- TASK PROMPT -
Retype every entry in its entirety, without alteration.

[Begin GIVEN INFORMATION]

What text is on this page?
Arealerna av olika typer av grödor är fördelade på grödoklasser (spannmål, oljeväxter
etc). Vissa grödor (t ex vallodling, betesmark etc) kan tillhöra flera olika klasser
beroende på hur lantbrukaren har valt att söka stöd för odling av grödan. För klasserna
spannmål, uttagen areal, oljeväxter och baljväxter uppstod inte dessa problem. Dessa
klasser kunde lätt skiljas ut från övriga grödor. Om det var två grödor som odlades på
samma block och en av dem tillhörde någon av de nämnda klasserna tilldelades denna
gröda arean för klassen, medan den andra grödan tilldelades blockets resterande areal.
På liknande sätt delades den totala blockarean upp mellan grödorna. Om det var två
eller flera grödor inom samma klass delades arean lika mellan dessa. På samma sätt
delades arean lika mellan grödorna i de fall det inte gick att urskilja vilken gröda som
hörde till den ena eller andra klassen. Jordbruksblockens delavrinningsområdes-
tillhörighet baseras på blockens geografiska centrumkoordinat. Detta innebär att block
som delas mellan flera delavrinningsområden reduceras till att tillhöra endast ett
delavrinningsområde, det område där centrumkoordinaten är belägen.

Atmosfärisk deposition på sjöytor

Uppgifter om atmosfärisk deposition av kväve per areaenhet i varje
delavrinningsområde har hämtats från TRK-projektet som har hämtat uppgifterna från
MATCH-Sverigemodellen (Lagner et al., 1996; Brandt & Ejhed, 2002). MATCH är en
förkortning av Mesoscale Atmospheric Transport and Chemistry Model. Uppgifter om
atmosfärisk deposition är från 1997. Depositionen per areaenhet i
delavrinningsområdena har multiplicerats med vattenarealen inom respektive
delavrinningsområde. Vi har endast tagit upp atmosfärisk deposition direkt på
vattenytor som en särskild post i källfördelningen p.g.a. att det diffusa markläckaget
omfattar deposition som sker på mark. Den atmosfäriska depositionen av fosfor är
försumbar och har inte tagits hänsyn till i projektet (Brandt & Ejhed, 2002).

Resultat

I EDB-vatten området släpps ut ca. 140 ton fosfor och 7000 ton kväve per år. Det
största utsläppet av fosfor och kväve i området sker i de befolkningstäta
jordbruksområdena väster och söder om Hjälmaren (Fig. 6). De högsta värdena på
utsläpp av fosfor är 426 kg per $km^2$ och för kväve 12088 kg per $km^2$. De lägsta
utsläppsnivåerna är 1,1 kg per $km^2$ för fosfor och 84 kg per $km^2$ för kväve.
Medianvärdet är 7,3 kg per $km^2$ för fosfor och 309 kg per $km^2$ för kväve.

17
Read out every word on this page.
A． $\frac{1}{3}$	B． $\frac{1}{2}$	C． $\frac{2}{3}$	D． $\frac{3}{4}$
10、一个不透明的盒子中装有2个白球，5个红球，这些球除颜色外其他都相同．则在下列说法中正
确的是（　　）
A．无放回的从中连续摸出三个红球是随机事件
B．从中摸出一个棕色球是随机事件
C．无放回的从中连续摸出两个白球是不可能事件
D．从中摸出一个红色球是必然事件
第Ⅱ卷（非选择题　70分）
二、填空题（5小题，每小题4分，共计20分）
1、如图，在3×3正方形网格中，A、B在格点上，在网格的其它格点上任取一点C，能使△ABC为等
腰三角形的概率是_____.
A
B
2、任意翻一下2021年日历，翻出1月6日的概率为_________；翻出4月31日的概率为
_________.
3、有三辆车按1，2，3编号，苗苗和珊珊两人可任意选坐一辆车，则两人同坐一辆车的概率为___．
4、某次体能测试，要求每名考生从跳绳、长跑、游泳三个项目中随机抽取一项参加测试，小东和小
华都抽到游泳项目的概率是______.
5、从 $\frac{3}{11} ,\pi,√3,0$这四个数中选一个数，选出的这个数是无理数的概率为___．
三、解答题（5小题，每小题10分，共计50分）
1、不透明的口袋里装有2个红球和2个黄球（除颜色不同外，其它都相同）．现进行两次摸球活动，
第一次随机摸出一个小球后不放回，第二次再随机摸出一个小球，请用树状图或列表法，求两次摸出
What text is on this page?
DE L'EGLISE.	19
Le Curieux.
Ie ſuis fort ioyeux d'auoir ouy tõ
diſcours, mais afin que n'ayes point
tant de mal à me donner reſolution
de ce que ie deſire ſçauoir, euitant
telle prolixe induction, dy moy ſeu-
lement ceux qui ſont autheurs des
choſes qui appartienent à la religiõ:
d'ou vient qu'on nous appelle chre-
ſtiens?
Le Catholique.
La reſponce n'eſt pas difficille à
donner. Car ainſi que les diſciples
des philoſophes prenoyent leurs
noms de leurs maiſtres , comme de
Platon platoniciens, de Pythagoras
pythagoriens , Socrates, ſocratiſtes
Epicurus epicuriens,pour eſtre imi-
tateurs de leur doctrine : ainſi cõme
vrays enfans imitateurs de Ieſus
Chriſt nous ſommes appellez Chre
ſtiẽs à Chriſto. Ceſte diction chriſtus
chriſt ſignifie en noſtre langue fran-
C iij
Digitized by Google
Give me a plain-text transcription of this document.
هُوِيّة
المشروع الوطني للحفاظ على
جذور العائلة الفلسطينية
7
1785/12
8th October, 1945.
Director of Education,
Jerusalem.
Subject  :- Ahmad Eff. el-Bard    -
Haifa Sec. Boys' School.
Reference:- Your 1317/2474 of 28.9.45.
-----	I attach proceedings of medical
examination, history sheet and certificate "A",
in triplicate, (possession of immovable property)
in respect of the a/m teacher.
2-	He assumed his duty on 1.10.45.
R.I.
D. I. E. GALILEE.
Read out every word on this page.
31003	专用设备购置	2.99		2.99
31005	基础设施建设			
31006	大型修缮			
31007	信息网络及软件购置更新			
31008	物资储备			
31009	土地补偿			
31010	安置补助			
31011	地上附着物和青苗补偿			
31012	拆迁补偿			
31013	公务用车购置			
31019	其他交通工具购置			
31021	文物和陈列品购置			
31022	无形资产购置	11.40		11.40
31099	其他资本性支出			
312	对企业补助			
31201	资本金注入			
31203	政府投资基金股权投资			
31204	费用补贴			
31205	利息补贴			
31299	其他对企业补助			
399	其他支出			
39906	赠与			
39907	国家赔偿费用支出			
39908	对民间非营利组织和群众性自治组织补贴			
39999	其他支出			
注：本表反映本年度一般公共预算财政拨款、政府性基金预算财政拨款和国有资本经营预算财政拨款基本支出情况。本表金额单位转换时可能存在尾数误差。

[End GIVEN INFORMATION]

- SOLUTION -
What text is on this page?
Arealerna av olika typer av grödor är fördelade på grödoklasser (spannmål, oljeväxter
etc). Vissa grödor (t ex vallodling, betesmark etc) kan tillhöra flera olika klasser
beroende på hur lantbrukaren har valt att söka stöd för odling av grödan. För klasserna
spannmål, uttagen areal, oljeväxter och baljväxter uppstod inte dessa problem. Dessa
klasser kunde lätt skiljas ut från övriga grödor. Om det var två grödor som odlades på
samma block och en av dem tillhörde någon av de nämnda klasserna tilldelades denna
gröda arean för klassen, medan den andra grödan tilldelades blockets resterande areal.
På liknande sätt delades den totala blockarean upp mellan grödorna. Om det var två
eller flera grödor inom samma klass delades arean lika mellan dessa. På samma sätt
delades arean lika mellan grödorna i de fall det inte gick att urskilja vilken gröda som
hörde till den ena eller andra klassen. Jordbruksblockens delavrinningsområdes-
tillhörighet baseras på blockens geografiska centrumkoordinat. Detta innebär att block
som delas mellan flera delavrinningsområden reduceras till att tillhöra endast ett
delavrinningsområde, det område där centrumkoordinaten är belägen.

Atmosfärisk deposition på sjöytor

Uppgifter om atmosfärisk deposition av kväve per areaenhet i varje
delavrinningsområde har hämtats från TRK-projektet som har hämtat uppgifterna från
MATCH-Sverigemodellen (Lagner et al., 1996; Brandt & Ejhed, 2002). MATCH är en
förkortning av Mesoscale Atmospheric Transport and Chemistry Model. Uppgifter om
atmosfärisk deposition är från 1997. Depositionen per areaenhet i
delavrinningsområdena har multiplicerats med vattenarealen inom respektive
delavrinningsområde. Vi har endast tagit upp atmosfärisk deposition direkt på
vattenytor som en särskild post i källfördelningen p.g.a. att det diffusa markläckaget
omfattar deposition som sker på mark. Den atmosfäriska depositionen av fosfor är
försumbar och har inte tagits hänsyn till i projektet (Brandt & Ejhed, 2002).

Resultat

I EDB-vatten området släpps ut ca. 140 ton fosfor och 7000 ton kväve per år. Det
största utsläppet av fosfor och kväve i området sker i de befolkningstäta
jordbruksområdena väster och söder om Hjälmaren (Fig. 6). De högsta värdena på
utsläpp av fosfor är 426 kg per $km^2$ och för kväve 12088 kg per $km^2$. De lägsta
utsläppsnivåerna är 1,1 kg per $km^2$ för fosfor och 84 kg per $km^2$ för kväve.
Medianvärdet är 7,3 kg per $km^2$ för fosfor och 309 kg per $km^2$ för kväve.

17
Read out every word on this page.
A． $\frac{1}{3}$	B． $\frac{1}{2}$	C． $\frac{2}{3}$	D． $\frac{3}{4}$
10、一个不透明的盒子中装有2个白球，5个红球，这些球除颜色外其他都相同．则在下列说法中正
确的是（　　）
A．无放回的从中连续摸出三个红球是随机事件
B．从中摸出一个棕色球是随机事件
C．无放回的从中连续摸出两个白球是不可能事件
D．从中摸出一个红色球是必然事件
第Ⅱ卷（非选择题　70分）
二、填空题（5小题，每小题4分，共计20分）
1、如图，在3×3正方形网格中，A、B在格点上，在网格的其它格点上任取一点C，能使△ABC为等
腰三角形的概率是_____.
A
B
2、任意翻一下2021年日历，翻出1月6日的概率为_________；翻出4月31日的概率为
_________.
3、有三辆车按1，2，3编号，苗苗和珊珊两人可任意选坐一辆车，则两人同坐一辆车的概率为___．
4、某次体能测试，要求每名考生从跳绳、长跑、游泳三个项目中随机抽取一项参加测试，小东和小
华都抽到游泳项目的概率是______.
5、从 $\frac{3}{11} ,\pi,√3,0$这四个数中选一个数，选出的这个数是无理数的概率为___．
三、解答题（5小题，每小题10分，共计50分）
1、不透明的口袋里装有2个红球和2个黄球（除颜色不同外，其它都相同）．现进行两次摸球活动，
第一次随机摸出一个小球后不放回，第二次再随机摸出一个小球，请用树状图或列表法，求两次摸出
What text is on this page?
DE L'EGLISE.	19
Le Curieux.
Ie ſuis fort ioyeux d'auoir ouy tõ
diſcours, mais afin que n'ayes point
tant de mal à me donner reſolution
de ce que ie deſire ſçauoir, euitant
telle prolixe induction, dy moy ſeu-
lement ceux qui ſont autheurs des
choſes qui appartienent à la religiõ:
d'ou vient qu'on nous appelle chre-
ſtiens?
Le Catholique.
La reſponce n'eſt pas difficille à
donner. Car ainſi que les diſciples
des philoſophes prenoyent leurs
noms de leurs maiſtres , comme de
Platon platoniciens, de Pythagoras
pythagoriens , Socrates, ſocratiſtes
Epicurus epicuriens,pour eſtre imi-
tateurs de leur doctrine : ainſi cõme
vrays enfans imitateurs de Ieſus
Chriſt nous ſommes appellez Chre
ſtiẽs à Chriſto. Ceſte diction chriſtus
chriſt ſignifie en noſtre langue fran-
C iij
Digitized by Google
Give me a plain-text transcription of this document.
هُوِيّة
المشروع الوطني للحفاظ على
جذور العائلة الفلسطينية
7
1785/12
8th October, 1945.
Director of Education,
Jerusalem.
Subject  :- Ahmad Eff. el-Bard    -
Haifa Sec. Boys' School.
Reference:- Your 1317/2474 of 28.9.45.
-----	I attach proceedings of medical
examination, history sheet and certificate "A",
in triplicate, (possession of immovable property)
in respect of the a/m teacher.
2-	He assumed his duty on 1.10.45.
R.I.
D. I. E. GALILEE.
Read out every word on this page.
31003	专用设备购置	2.99		2.99
31005	基础设施建设			
31006	大型修缮			
31007	信息网络及软件购置更新			
31008	物资储备			
31009	土地补偿			
31010	安置补助			
31011	地上附着物和青苗补偿			
31012	拆迁补偿			
31013	公务用车购置			
31019	其他交通工具购置			
31021	文物和陈列品购置			
31022	无形资产购置	11.40		11.40
31099	其他资本性支出			
312	对企业补助			
31201	资本金注入			
31203	政府投资基金股权投资			
31204	费用补贴			
31205	利息补贴			
31299	其他对企业补助			
399	其他支出			
39906	赠与			
39907	国家赔偿费用支出			
39908	对民间非营利组织和群众性自治组织补贴			
39999	其他支出			
注：本表反映本年度一般公共预算财政拨款、政府性基金预算财政拨款和国有资本经营预算财政拨款基本支出情况。本表金额单位转换时可能存在尾数误差。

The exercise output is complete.